• Written exercise: Collect all lines from the records below that include the word "right".

• Given records:
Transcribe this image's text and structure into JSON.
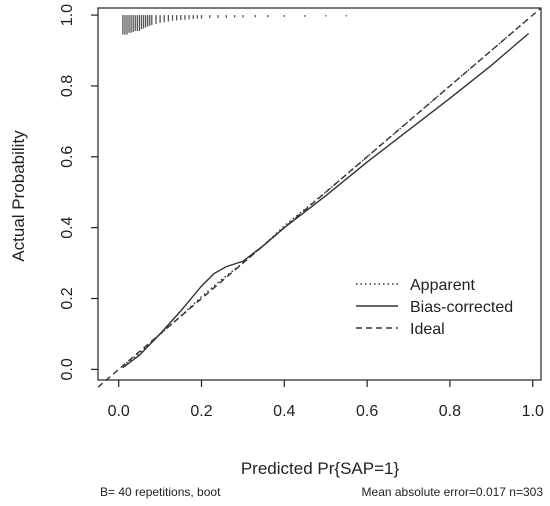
{
  "chart_data": {
    "type": "line",
    "title": "",
    "xlabel": "Predicted Pr{SAP=1}",
    "ylabel": "Actual Probability",
    "xlim": [
      -0.05,
      1.02
    ],
    "ylim": [
      -0.03,
      1.02
    ],
    "x_ticks": [
      "0.0",
      "0.2",
      "0.4",
      "0.6",
      "0.8",
      "1.0"
    ],
    "y_ticks": [
      "0.0",
      "0.2",
      "0.4",
      "0.6",
      "0.8",
      "1.0"
    ],
    "legend": {
      "placement": "bottom-right",
      "entries": [
        {
          "label": "Apparent",
          "style": "dotted"
        },
        {
          "label": "Bias-corrected",
          "style": "solid"
        },
        {
          "label": "Ideal",
          "style": "dashed"
        }
      ]
    },
    "series": [
      {
        "name": "Apparent",
        "style": "dotted",
        "x": [
          0.01,
          0.05,
          0.1,
          0.15,
          0.2,
          0.25,
          0.3,
          0.35,
          0.4,
          0.5,
          0.6,
          0.7,
          0.8,
          0.9,
          0.99
        ],
        "y": [
          0.01,
          0.045,
          0.1,
          0.15,
          0.205,
          0.255,
          0.3,
          0.35,
          0.405,
          0.5,
          0.6,
          0.7,
          0.8,
          0.9,
          0.99
        ]
      },
      {
        "name": "Bias-corrected",
        "style": "solid",
        "x": [
          0.01,
          0.05,
          0.1,
          0.15,
          0.2,
          0.23,
          0.26,
          0.3,
          0.35,
          0.4,
          0.5,
          0.6,
          0.7,
          0.8,
          0.9,
          0.99
        ],
        "y": [
          0.005,
          0.04,
          0.1,
          0.165,
          0.235,
          0.27,
          0.29,
          0.305,
          0.35,
          0.4,
          0.49,
          0.585,
          0.675,
          0.765,
          0.858,
          0.948
        ]
      },
      {
        "name": "Ideal",
        "style": "dashed",
        "x": [
          -0.05,
          1.02
        ],
        "y": [
          -0.05,
          1.02
        ]
      }
    ],
    "rug": {
      "x": [
        0.01,
        0.015,
        0.02,
        0.025,
        0.03,
        0.035,
        0.04,
        0.045,
        0.05,
        0.055,
        0.06,
        0.065,
        0.07,
        0.075,
        0.08,
        0.09,
        0.1,
        0.11,
        0.12,
        0.13,
        0.14,
        0.15,
        0.16,
        0.17,
        0.18,
        0.19,
        0.2,
        0.22,
        0.24,
        0.26,
        0.28,
        0.3,
        0.33,
        0.36,
        0.4,
        0.45,
        0.5,
        0.55
      ],
      "height": [
        0.055,
        0.055,
        0.055,
        0.05,
        0.05,
        0.048,
        0.045,
        0.045,
        0.045,
        0.04,
        0.038,
        0.035,
        0.032,
        0.03,
        0.028,
        0.025,
        0.022,
        0.02,
        0.018,
        0.016,
        0.015,
        0.014,
        0.013,
        0.012,
        0.011,
        0.01,
        0.01,
        0.009,
        0.008,
        0.008,
        0.007,
        0.007,
        0.006,
        0.006,
        0.005,
        0.005,
        0.004,
        0.004
      ]
    },
    "grid": false
  },
  "footer": {
    "left": "B= 40 repetitions, boot",
    "right": "Mean absolute error=0.017 n=303"
  },
  "colors": {
    "line": "#333333",
    "frame": "#222222"
  }
}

• Task result:
      "placement": "bottom-right",
    "right": "Mean absolute error=0.017 n=303"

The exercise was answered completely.